Examine each line of the data. Copy those that contain the string "free".
** START OF Data excerpts **
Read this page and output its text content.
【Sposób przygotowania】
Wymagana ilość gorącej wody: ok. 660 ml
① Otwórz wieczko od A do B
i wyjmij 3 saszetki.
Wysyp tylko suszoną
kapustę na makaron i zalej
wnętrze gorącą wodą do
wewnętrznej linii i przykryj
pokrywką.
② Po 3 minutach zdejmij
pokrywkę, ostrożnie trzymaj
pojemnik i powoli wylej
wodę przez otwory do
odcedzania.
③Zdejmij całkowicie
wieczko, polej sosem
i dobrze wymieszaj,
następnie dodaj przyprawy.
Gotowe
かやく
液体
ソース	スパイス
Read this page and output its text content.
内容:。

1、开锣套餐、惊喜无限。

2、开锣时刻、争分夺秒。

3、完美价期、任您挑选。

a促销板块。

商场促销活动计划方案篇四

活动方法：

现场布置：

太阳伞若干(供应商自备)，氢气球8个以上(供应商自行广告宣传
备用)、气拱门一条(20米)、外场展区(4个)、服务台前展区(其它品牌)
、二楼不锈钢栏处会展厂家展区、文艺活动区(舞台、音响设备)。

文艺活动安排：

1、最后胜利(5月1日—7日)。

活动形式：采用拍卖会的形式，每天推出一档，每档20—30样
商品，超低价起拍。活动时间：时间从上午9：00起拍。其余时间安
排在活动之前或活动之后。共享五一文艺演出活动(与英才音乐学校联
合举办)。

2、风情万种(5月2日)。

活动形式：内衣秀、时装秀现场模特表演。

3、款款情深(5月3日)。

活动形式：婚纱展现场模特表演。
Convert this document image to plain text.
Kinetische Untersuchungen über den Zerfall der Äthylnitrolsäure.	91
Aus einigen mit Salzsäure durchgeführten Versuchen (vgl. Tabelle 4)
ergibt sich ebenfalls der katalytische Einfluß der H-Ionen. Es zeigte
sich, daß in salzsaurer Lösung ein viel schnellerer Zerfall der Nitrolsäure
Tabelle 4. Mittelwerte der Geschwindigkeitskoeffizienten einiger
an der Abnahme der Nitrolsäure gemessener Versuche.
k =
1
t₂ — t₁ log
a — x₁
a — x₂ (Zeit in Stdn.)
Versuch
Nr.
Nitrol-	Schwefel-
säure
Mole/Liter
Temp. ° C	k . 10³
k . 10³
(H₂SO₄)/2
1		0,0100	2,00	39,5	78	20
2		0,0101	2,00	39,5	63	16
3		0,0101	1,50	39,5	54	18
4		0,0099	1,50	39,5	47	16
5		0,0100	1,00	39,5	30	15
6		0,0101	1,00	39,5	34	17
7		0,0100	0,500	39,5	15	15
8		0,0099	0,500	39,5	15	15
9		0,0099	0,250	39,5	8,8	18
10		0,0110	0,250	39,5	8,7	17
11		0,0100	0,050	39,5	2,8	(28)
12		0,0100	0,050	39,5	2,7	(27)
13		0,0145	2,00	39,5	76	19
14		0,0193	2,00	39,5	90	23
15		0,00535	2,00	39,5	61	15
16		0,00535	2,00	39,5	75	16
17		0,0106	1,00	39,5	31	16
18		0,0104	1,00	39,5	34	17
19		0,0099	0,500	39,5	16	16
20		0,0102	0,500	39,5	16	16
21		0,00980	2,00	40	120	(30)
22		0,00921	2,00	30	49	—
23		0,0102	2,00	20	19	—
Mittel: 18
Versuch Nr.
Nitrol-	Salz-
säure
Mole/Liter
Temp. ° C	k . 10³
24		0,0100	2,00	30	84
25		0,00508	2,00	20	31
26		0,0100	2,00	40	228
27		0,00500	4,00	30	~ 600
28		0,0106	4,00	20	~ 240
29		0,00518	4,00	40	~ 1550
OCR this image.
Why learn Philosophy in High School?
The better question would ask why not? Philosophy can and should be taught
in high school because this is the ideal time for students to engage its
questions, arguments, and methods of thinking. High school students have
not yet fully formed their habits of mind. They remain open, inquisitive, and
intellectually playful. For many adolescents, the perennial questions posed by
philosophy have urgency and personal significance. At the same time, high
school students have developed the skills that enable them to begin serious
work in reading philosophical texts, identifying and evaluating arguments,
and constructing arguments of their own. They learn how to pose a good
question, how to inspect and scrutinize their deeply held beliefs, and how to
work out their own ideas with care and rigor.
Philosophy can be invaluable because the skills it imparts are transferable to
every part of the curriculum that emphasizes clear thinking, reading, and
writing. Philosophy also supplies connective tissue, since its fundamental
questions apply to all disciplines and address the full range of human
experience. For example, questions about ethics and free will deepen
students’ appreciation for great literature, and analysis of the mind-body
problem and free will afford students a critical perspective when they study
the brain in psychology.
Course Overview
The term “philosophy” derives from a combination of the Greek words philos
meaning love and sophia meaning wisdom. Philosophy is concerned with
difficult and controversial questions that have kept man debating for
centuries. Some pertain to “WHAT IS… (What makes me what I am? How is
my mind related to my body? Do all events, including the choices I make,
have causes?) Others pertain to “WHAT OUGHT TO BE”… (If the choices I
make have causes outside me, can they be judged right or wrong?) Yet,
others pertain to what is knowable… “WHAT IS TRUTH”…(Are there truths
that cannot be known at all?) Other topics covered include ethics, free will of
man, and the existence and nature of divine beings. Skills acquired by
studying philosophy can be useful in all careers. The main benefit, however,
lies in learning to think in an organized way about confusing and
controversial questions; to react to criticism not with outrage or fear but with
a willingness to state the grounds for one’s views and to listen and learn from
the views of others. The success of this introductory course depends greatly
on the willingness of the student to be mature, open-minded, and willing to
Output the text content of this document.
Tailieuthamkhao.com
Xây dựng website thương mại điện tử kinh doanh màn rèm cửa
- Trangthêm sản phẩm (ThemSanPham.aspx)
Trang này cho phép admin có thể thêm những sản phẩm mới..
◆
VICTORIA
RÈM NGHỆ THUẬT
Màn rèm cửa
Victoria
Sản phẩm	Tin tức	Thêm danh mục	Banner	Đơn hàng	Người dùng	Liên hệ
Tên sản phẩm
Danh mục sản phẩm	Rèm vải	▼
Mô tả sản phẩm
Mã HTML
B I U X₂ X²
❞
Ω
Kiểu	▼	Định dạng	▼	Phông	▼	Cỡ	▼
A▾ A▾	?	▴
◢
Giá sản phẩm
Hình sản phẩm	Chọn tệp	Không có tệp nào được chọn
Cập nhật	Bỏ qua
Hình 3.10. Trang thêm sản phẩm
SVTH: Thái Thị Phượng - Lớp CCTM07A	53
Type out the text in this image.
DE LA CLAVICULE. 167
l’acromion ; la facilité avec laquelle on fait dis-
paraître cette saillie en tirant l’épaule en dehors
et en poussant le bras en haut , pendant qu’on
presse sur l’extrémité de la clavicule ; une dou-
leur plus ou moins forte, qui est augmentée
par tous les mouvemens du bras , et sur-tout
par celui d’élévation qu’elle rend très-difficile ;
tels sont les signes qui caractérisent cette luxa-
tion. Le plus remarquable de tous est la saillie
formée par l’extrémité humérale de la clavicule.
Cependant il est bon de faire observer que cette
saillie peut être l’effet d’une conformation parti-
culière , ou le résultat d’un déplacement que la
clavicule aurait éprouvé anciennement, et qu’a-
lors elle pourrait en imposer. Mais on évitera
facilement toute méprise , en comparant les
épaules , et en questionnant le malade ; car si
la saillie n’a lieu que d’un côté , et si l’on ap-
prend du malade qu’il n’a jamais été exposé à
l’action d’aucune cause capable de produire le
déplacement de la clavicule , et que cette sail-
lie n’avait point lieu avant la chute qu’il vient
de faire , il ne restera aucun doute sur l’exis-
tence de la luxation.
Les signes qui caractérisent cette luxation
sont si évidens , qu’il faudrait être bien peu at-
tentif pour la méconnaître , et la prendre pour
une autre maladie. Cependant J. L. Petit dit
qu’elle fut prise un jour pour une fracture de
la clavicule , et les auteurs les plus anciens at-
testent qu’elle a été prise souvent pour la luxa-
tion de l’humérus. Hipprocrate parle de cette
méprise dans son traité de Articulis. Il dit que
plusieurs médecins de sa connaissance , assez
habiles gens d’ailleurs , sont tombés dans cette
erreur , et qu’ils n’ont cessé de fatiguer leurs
** END OF Data excerpts **
## [Task response]
experience. For example, questions about ethics and free will deepen
problem and free will afford students a critical perspective when they study
that cannot be known at all?) Other topics covered include ethics, free will of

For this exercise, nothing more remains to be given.